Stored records
*****
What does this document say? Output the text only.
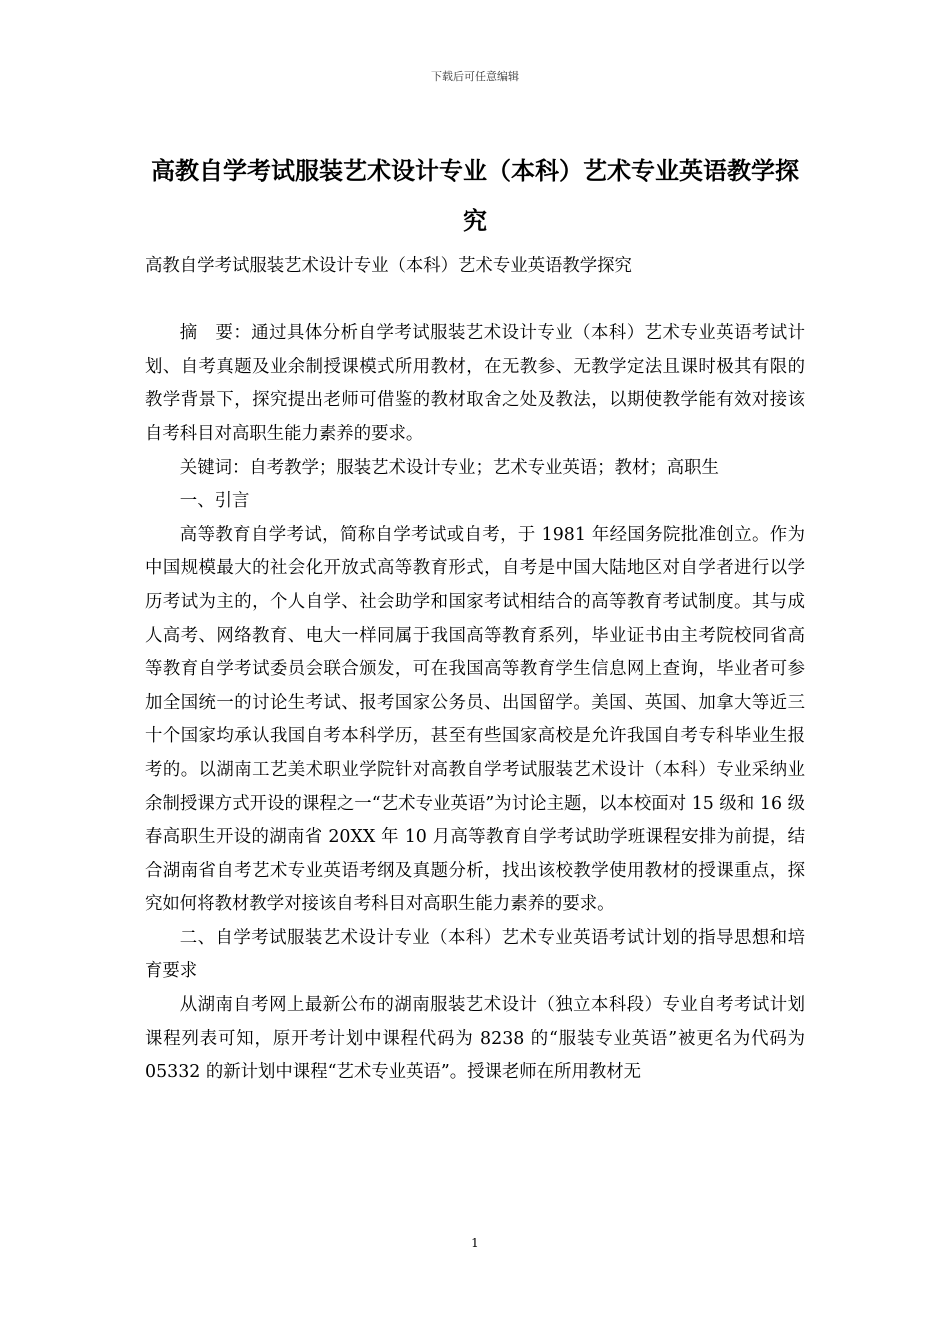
下载后可任意编辑
高教自学考试服装艺术设计专业（本科）艺术专业英语教学探究

高教自学考试服装艺术设计专业（本科）艺术专业英语教学探究

摘　要：通过具体分析自学考试服装艺术设计专业（本科）艺术专业英语考试计划、自考真题及业余制授课模式所用教材，在无教参、无教学定法且课时极其有限的教学背景下，探究提出老师可借鉴的教材取舍之处及教法，以期使教学能有效对接该自考科目对高职生能力素养的要求。

关键词：自考教学；服装艺术设计专业；艺术专业英语；教材；高职生

一、引言

高等教育自学考试，简称自学考试或自考，于 1981 年经国务院批准创立。作为中国规模最大的社会化开放式高等教育形式，自考是中国大陆地区对自学者进行以学历考试为主的，个人自学、社会助学和国家考试相结合的高等教育考试制度。其与成人高考、网络教育、电大一样同属于我国高等教育系列，毕业证书由主考院校同省高等教育自学考试委员会联合颁发，可在我国高等教育学生信息网上查询，毕业者可参加全国统一的讨论生考试、报考国家公务员、出国留学。美国、英国、加拿大等近三十个国家均承认我国自考本科学历，甚至有些国家高校是允许我国自考专科毕业生报考的。以湖南工艺美术职业学院针对高教自学考试服装艺术设计（本科）专业采纳业余制授课方式开设的课程之一“艺术专业英语”为讨论主题，以本校面对 15 级和 16 级春高职生开设的湖南省 20XX 年 10 月高等教育自学考试助学班课程安排为前提，结合湖南省自考艺术专业英语考纲及真题分析，找出该校教学使用教材的授课重点，探究如何将教材教学对接该自考科目对高职生能力素养的要求。

二、自学考试服装艺术设计专业（本科）艺术专业英语考试计划的指导思想和培育要求

从湖南自考网上最新公布的湖南服装艺术设计（独立本科段）专业自考考试计划课程列表可知，原开考计划中课程代码为 8238 的“服装专业英语”被更名为代码为 05332 的新计划中课程“艺术专业英语”。授课老师在所用教材无

1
*****
■ What is expected ■
Write out the entries above word for word. Do not include the pictures.

■ Reply to the exercise ■
What does this document say? Output the text only.
下载后可任意编辑
高教自学考试服装艺术设计专业（本科）艺术专业英语教学探究

高教自学考试服装艺术设计专业（本科）艺术专业英语教学探究

摘　要：通过具体分析自学考试服装艺术设计专业（本科）艺术专业英语考试计划、自考真题及业余制授课模式所用教材，在无教参、无教学定法且课时极其有限的教学背景下，探究提出老师可借鉴的教材取舍之处及教法，以期使教学能有效对接该自考科目对高职生能力素养的要求。

关键词：自考教学；服装艺术设计专业；艺术专业英语；教材；高职生

一、引言

高等教育自学考试，简称自学考试或自考，于 1981 年经国务院批准创立。作为中国规模最大的社会化开放式高等教育形式，自考是中国大陆地区对自学者进行以学历考试为主的，个人自学、社会助学和国家考试相结合的高等教育考试制度。其与成人高考、网络教育、电大一样同属于我国高等教育系列，毕业证书由主考院校同省高等教育自学考试委员会联合颁发，可在我国高等教育学生信息网上查询，毕业者可参加全国统一的讨论生考试、报考国家公务员、出国留学。美国、英国、加拿大等近三十个国家均承认我国自考本科学历，甚至有些国家高校是允许我国自考专科毕业生报考的。以湖南工艺美术职业学院针对高教自学考试服装艺术设计（本科）专业采纳业余制授课方式开设的课程之一“艺术专业英语”为讨论主题，以本校面对 15 级和 16 级春高职生开设的湖南省 20XX 年 10 月高等教育自学考试助学班课程安排为前提，结合湖南省自考艺术专业英语考纲及真题分析，找出该校教学使用教材的授课重点，探究如何将教材教学对接该自考科目对高职生能力素养的要求。

二、自学考试服装艺术设计专业（本科）艺术专业英语考试计划的指导思想和培育要求

从湖南自考网上最新公布的湖南服装艺术设计（独立本科段）专业自考考试计划课程列表可知，原开考计划中课程代码为 8238 的“服装专业英语”被更名为代码为 05332 的新计划中课程“艺术专业英语”。授课老师在所用教材无

1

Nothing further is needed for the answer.